RECORDS SUPPLIED
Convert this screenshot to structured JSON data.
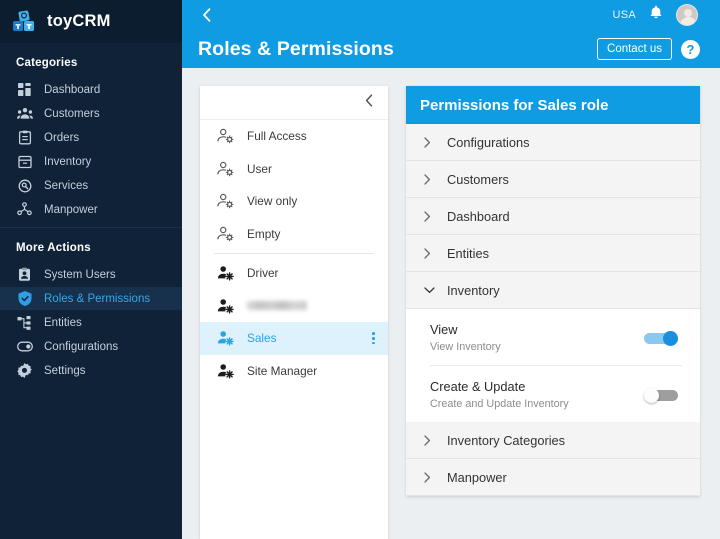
{
  "app": {
    "name": "toyCRM",
    "logo_icon": "toy-blocks-logo-icon"
  },
  "sidebar": {
    "sections": [
      {
        "label": "Categories",
        "items": [
          {
            "label": "Dashboard",
            "icon": "dashboard-icon",
            "active": false
          },
          {
            "label": "Customers",
            "icon": "customers-icon",
            "active": false
          },
          {
            "label": "Orders",
            "icon": "orders-icon",
            "active": false
          },
          {
            "label": "Inventory",
            "icon": "inventory-icon",
            "active": false
          },
          {
            "label": "Services",
            "icon": "services-icon",
            "active": false
          },
          {
            "label": "Manpower",
            "icon": "manpower-icon",
            "active": false
          }
        ]
      },
      {
        "label": "More Actions",
        "items": [
          {
            "label": "System Users",
            "icon": "system-users-icon",
            "active": false
          },
          {
            "label": "Roles & Permissions",
            "icon": "shield-check-icon",
            "active": true
          },
          {
            "label": "Entities",
            "icon": "entities-icon",
            "active": false
          },
          {
            "label": "Configurations",
            "icon": "configurations-icon",
            "active": false
          },
          {
            "label": "Settings",
            "icon": "gear-icon",
            "active": false
          }
        ]
      }
    ]
  },
  "topbar": {
    "back_icon": "chevron-left-icon",
    "title": "Roles & Permissions",
    "region": "USA",
    "bell_icon": "notification-bell-icon",
    "avatar_icon": "user-avatar",
    "contact_label": "Contact us",
    "help_label": "?",
    "accent_color": "#0f9ce3"
  },
  "roles_panel": {
    "collapse_icon": "chevron-left-icon",
    "roles": [
      {
        "label": "Full Access",
        "icon": "manage-accounts-outline-icon",
        "selected": false,
        "redacted": false
      },
      {
        "label": "User",
        "icon": "manage-accounts-outline-icon",
        "selected": false,
        "redacted": false
      },
      {
        "label": "View only",
        "icon": "manage-accounts-outline-icon",
        "selected": false,
        "redacted": false
      },
      {
        "label": "Empty",
        "icon": "manage-accounts-outline-icon",
        "selected": false,
        "redacted": false
      },
      {
        "label": "Driver",
        "icon": "manage-accounts-filled-icon",
        "selected": false,
        "redacted": false
      },
      {
        "label": "",
        "icon": "manage-accounts-filled-icon",
        "selected": false,
        "redacted": true
      },
      {
        "label": "Sales",
        "icon": "manage-accounts-filled-icon",
        "selected": true,
        "redacted": false
      },
      {
        "label": "Site Manager",
        "icon": "manage-accounts-filled-icon",
        "selected": false,
        "redacted": false
      }
    ],
    "kebab_icon": "more-vertical-icon"
  },
  "permissions": {
    "header": "Permissions for Sales role",
    "groups": [
      {
        "label": "Configurations",
        "expanded": false,
        "icon": "chevron-right-icon",
        "items": []
      },
      {
        "label": "Customers",
        "expanded": false,
        "icon": "chevron-right-icon",
        "items": []
      },
      {
        "label": "Dashboard",
        "expanded": false,
        "icon": "chevron-right-icon",
        "items": []
      },
      {
        "label": "Entities",
        "expanded": false,
        "icon": "chevron-right-icon",
        "items": []
      },
      {
        "label": "Inventory",
        "expanded": true,
        "icon": "chevron-down-icon",
        "items": [
          {
            "name": "View",
            "desc": "View Inventory",
            "enabled": true
          },
          {
            "name": "Create & Update",
            "desc": "Create and Update Inventory",
            "enabled": false
          }
        ]
      },
      {
        "label": "Inventory Categories",
        "expanded": false,
        "icon": "chevron-right-icon",
        "items": []
      },
      {
        "label": "Manpower",
        "expanded": false,
        "icon": "chevron-right-icon",
        "items": []
      }
    ]
  }
}
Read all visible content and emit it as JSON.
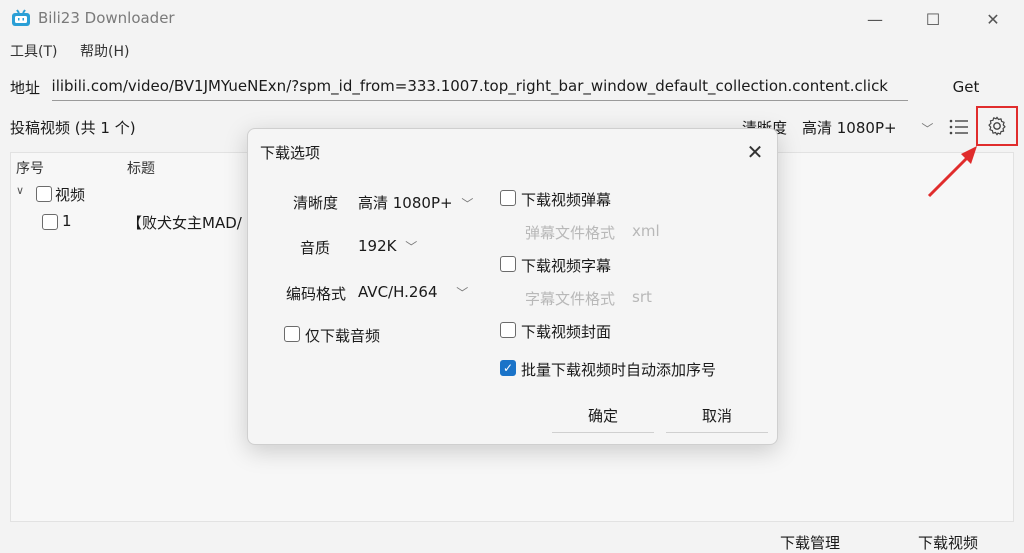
{
  "window": {
    "title": "Bili23 Downloader",
    "minimize": "—",
    "maximize": "☐",
    "close": "✕"
  },
  "menu": {
    "tools": "工具(T)",
    "help": "帮助(H)"
  },
  "address": {
    "label": "地址",
    "value": "bilibili.com/video/BV1JMYueNExn/?spm_id_from=333.1007.top_right_bar_window_default_collection.content.click",
    "get_label": "Get"
  },
  "toolbar": {
    "section_title": "投稿视频 (共 1 个)",
    "quality_label": "清晰度",
    "quality_value": "高清 1080P+",
    "list_icon": "list-icon",
    "settings_icon": "gear-icon"
  },
  "table": {
    "columns": [
      "序号",
      "标题"
    ],
    "group_label": "视频",
    "rows": [
      {
        "index": "1",
        "title": "【败犬女主MAD/"
      }
    ]
  },
  "bottom": {
    "manage": "下载管理",
    "download": "下载视频"
  },
  "dialog": {
    "title": "下载选项",
    "quality_label": "清晰度",
    "quality_value": "高清 1080P+",
    "audio_label": "音质",
    "audio_value": "192K",
    "codec_label": "编码格式",
    "codec_value": "AVC/H.264",
    "audio_only": "仅下载音频",
    "danmaku": "下载视频弹幕",
    "danmaku_format_label": "弹幕文件格式",
    "danmaku_format_value": "xml",
    "subtitle": "下载视频字幕",
    "subtitle_format_label": "字幕文件格式",
    "subtitle_format_value": "srt",
    "cover": "下载视频封面",
    "auto_number": "批量下载视频时自动添加序号",
    "ok": "确定",
    "cancel": "取消"
  },
  "colors": {
    "accent": "#1a73c8",
    "highlight": "#e02c2c"
  }
}
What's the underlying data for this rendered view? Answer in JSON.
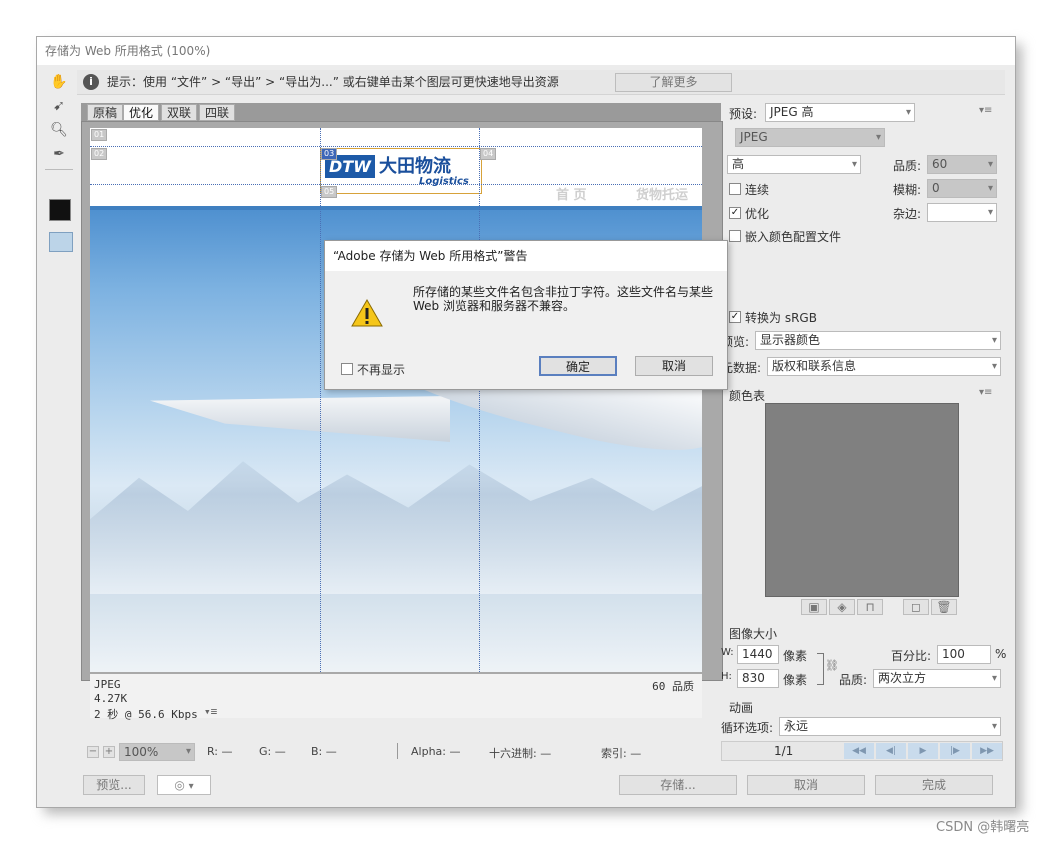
{
  "window": {
    "title": "存储为 Web 所用格式 (100%)"
  },
  "tip": {
    "text": "提示：使用 “文件” > “导出” > “导出为...” 或右键单击某个图层可更快速地导出资源",
    "learn_more": "了解更多"
  },
  "tabs": [
    "原稿",
    "优化",
    "双联",
    "四联"
  ],
  "image": {
    "logo_dtw": "DTW",
    "logo_cn": "大田物流",
    "logo_en": "Logistics",
    "nav": [
      "首 页",
      "货物托运"
    ],
    "slices": [
      "01",
      "02",
      "03",
      "04",
      "05"
    ]
  },
  "image_info": {
    "format": "JPEG",
    "size": "4.27K",
    "speed": "2 秒 @ 56.6 Kbps",
    "quality": "60 品质"
  },
  "status": {
    "zoom": "100%",
    "r": "R: —",
    "g": "G: —",
    "b": "B: —",
    "alpha": "Alpha: —",
    "hex": "十六进制: —",
    "index": "索引: —"
  },
  "settings": {
    "preset_label": "预设:",
    "preset_value": "JPEG 高",
    "format": "JPEG",
    "quality_level": "高",
    "quality_label": "品质:",
    "quality_value": "60",
    "progressive": "连续",
    "blur_label": "模糊:",
    "blur_value": "0",
    "optimized": "优化",
    "matte_label": "杂边:",
    "embed_profile": "嵌入颜色配置文件",
    "convert_srgb": "转换为 sRGB",
    "preview_label": "预览:",
    "preview_value": "显示器颜色",
    "metadata_label": "元数据:",
    "metadata_value": "版权和联系信息",
    "color_table": "颜色表",
    "image_size": "图像大小",
    "w_label": "W:",
    "w_value": "1440",
    "h_label": "H:",
    "h_value": "830",
    "px": "像素",
    "percent_label": "百分比:",
    "percent_value": "100",
    "percent_unit": "%",
    "resample_label": "品质:",
    "resample_value": "两次立方",
    "animation": "动画",
    "loop_label": "循环选项:",
    "loop_value": "永远",
    "frame": "1/1"
  },
  "dialog": {
    "title": "“Adobe 存储为 Web 所用格式”警告",
    "message": "所存储的某些文件名包含非拉丁字符。这些文件名与某些 Web 浏览器和服务器不兼容。",
    "dont_show": "不再显示",
    "ok": "确定",
    "cancel": "取消"
  },
  "buttons": {
    "preview": "预览...",
    "save": "存储...",
    "cancel": "取消",
    "done": "完成"
  },
  "watermark": "CSDN @韩曙亮"
}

AIM OF THE TASK
Transcribe every record above exactly as written, leaving out any pictures.

REPLY TO THE TASK
Convert this screenshot to structured JSON data.
{
  "app": {
    "name": "toyCRM",
    "logo_icon": "toy-blocks-logo-icon"
  },
  "sidebar": {
    "sections": [
      {
        "label": "Categories",
        "items": [
          {
            "label": "Dashboard",
            "icon": "dashboard-icon",
            "active": false
          },
          {
            "label": "Customers",
            "icon": "customers-icon",
            "active": false
          },
          {
            "label": "Orders",
            "icon": "orders-icon",
            "active": false
          },
          {
            "label": "Inventory",
            "icon": "inventory-icon",
            "active": false
          },
          {
            "label": "Services",
            "icon": "services-icon",
            "active": false
          },
          {
            "label": "Manpower",
            "icon": "manpower-icon",
            "active": false
          }
        ]
      },
      {
        "label": "More Actions",
        "items": [
          {
            "label": "System Users",
            "icon": "system-users-icon",
            "active": false
          },
          {
            "label": "Roles & Permissions",
            "icon": "shield-check-icon",
            "active": true
          },
          {
            "label": "Entities",
            "icon": "entities-icon",
            "active": false
          },
          {
            "label": "Configurations",
            "icon": "configurations-icon",
            "active": false
          },
          {
            "label": "Settings",
            "icon": "gear-icon",
            "active": false
          }
        ]
      }
    ]
  },
  "topbar": {
    "back_icon": "chevron-left-icon",
    "title": "Roles & Permissions",
    "region": "USA",
    "bell_icon": "notification-bell-icon",
    "avatar_icon": "user-avatar",
    "contact_label": "Contact us",
    "help_label": "?",
    "accent_color": "#0f9ce3"
  },
  "roles_panel": {
    "collapse_icon": "chevron-left-icon",
    "roles": [
      {
        "label": "Full Access",
        "icon": "manage-accounts-outline-icon",
        "selected": false,
        "redacted": false
      },
      {
        "label": "User",
        "icon": "manage-accounts-outline-icon",
        "selected": false,
        "redacted": false
      },
      {
        "label": "View only",
        "icon": "manage-accounts-outline-icon",
        "selected": false,
        "redacted": false
      },
      {
        "label": "Empty",
        "icon": "manage-accounts-outline-icon",
        "selected": false,
        "redacted": false
      },
      {
        "label": "Driver",
        "icon": "manage-accounts-filled-icon",
        "selected": false,
        "redacted": false
      },
      {
        "label": "",
        "icon": "manage-accounts-filled-icon",
        "selected": false,
        "redacted": true
      },
      {
        "label": "Sales",
        "icon": "manage-accounts-filled-icon",
        "selected": true,
        "redacted": false
      },
      {
        "label": "Site Manager",
        "icon": "manage-accounts-filled-icon",
        "selected": false,
        "redacted": false
      }
    ],
    "kebab_icon": "more-vertical-icon"
  },
  "permissions": {
    "header": "Permissions for Sales role",
    "groups": [
      {
        "label": "Configurations",
        "expanded": false,
        "icon": "chevron-right-icon",
        "items": []
      },
      {
        "label": "Customers",
        "expanded": false,
        "icon": "chevron-right-icon",
        "items": []
      },
      {
        "label": "Dashboard",
        "expanded": false,
        "icon": "chevron-right-icon",
        "items": []
      },
      {
        "label": "Entities",
        "expanded": false,
        "icon": "chevron-right-icon",
        "items": []
      },
      {
        "label": "Inventory",
        "expanded": true,
        "icon": "chevron-down-icon",
        "items": [
          {
            "name": "View",
            "desc": "View Inventory",
            "enabled": true
          },
          {
            "name": "Create & Update",
            "desc": "Create and Update Inventory",
            "enabled": false
          }
        ]
      },
      {
        "label": "Inventory Categories",
        "expanded": false,
        "icon": "chevron-right-icon",
        "items": []
      },
      {
        "label": "Manpower",
        "expanded": false,
        "icon": "chevron-right-icon",
        "items": []
      }
    ]
  }
}
Read all visible content and emit it as JSON.
{
  "window": {
    "title": "Bili23 Downloader",
    "minimize": "—",
    "maximize": "☐",
    "close": "✕"
  },
  "menu": {
    "tools": "工具(T)",
    "help": "帮助(H)"
  },
  "address": {
    "label": "地址",
    "value": "bilibili.com/video/BV1JMYueNExn/?spm_id_from=333.1007.top_right_bar_window_default_collection.content.click",
    "get_label": "Get"
  },
  "toolbar": {
    "section_title": "投稿视频 (共 1 个)",
    "quality_label": "清晰度",
    "quality_value": "高清 1080P+",
    "list_icon": "list-icon",
    "settings_icon": "gear-icon"
  },
  "table": {
    "columns": [
      "序号",
      "标题"
    ],
    "group_label": "视频",
    "rows": [
      {
        "index": "1",
        "title": "【败犬女主MAD/"
      }
    ]
  },
  "bottom": {
    "manage": "下载管理",
    "download": "下载视频"
  },
  "dialog": {
    "title": "下载选项",
    "quality_label": "清晰度",
    "quality_value": "高清 1080P+",
    "audio_label": "音质",
    "audio_value": "192K",
    "codec_label": "编码格式",
    "codec_value": "AVC/H.264",
    "audio_only": "仅下载音频",
    "danmaku": "下载视频弹幕",
    "danmaku_format_label": "弹幕文件格式",
    "danmaku_format_value": "xml",
    "subtitle": "下载视频字幕",
    "subtitle_format_label": "字幕文件格式",
    "subtitle_format_value": "srt",
    "cover": "下载视频封面",
    "auto_number": "批量下载视频时自动添加序号",
    "ok": "确定",
    "cancel": "取消"
  },
  "colors": {
    "accent": "#1a73c8",
    "highlight": "#e02c2c"
  }
}
What's the underlying data for this rendered view? Answer in JSON.
{
  "window": {
    "title": "存储为 Web 所用格式 (100%)"
  },
  "tip": {
    "text": "提示：使用 “文件” > “导出” > “导出为...” 或右键单击某个图层可更快速地导出资源",
    "learn_more": "了解更多"
  },
  "tabs": [
    "原稿",
    "优化",
    "双联",
    "四联"
  ],
  "image": {
    "logo_dtw": "DTW",
    "logo_cn": "大田物流",
    "logo_en": "Logistics",
    "nav": [
      "首 页",
      "货物托运"
    ],
    "slices": [
      "01",
      "02",
      "03",
      "04",
      "05"
    ]
  },
  "image_info": {
    "format": "JPEG",
    "size": "4.27K",
    "speed": "2 秒 @ 56.6 Kbps",
    "quality": "60 品质"
  },
  "status": {
    "zoom": "100%",
    "r": "R: —",
    "g": "G: —",
    "b": "B: —",
    "alpha": "Alpha: —",
    "hex": "十六进制: —",
    "index": "索引: —"
  },
  "settings": {
    "preset_label": "预设:",
    "preset_value": "JPEG 高",
    "format": "JPEG",
    "quality_level": "高",
    "quality_label": "品质:",
    "quality_value": "60",
    "progressive": "连续",
    "blur_label": "模糊:",
    "blur_value": "0",
    "optimized": "优化",
    "matte_label": "杂边:",
    "embed_profile": "嵌入颜色配置文件",
    "convert_srgb": "转换为 sRGB",
    "preview_label": "预览:",
    "preview_value": "显示器颜色",
    "metadata_label": "元数据:",
    "metadata_value": "版权和联系信息",
    "color_table": "颜色表",
    "image_size": "图像大小",
    "w_label": "W:",
    "w_value": "1440",
    "h_label": "H:",
    "h_value": "830",
    "px": "像素",
    "percent_label": "百分比:",
    "percent_value": "100",
    "percent_unit": "%",
    "resample_label": "品质:",
    "resample_value": "两次立方",
    "animation": "动画",
    "loop_label": "循环选项:",
    "loop_value": "永远",
    "frame": "1/1"
  },
  "dialog": {
    "title": "“Adobe 存储为 Web 所用格式”警告",
    "message": "所存储的某些文件名包含非拉丁字符。这些文件名与某些 Web 浏览器和服务器不兼容。",
    "dont_show": "不再显示",
    "ok": "确定",
    "cancel": "取消"
  },
  "buttons": {
    "preview": "预览...",
    "save": "存储...",
    "cancel": "取消",
    "done": "完成"
  },
  "watermark": "CSDN @韩曙亮"
}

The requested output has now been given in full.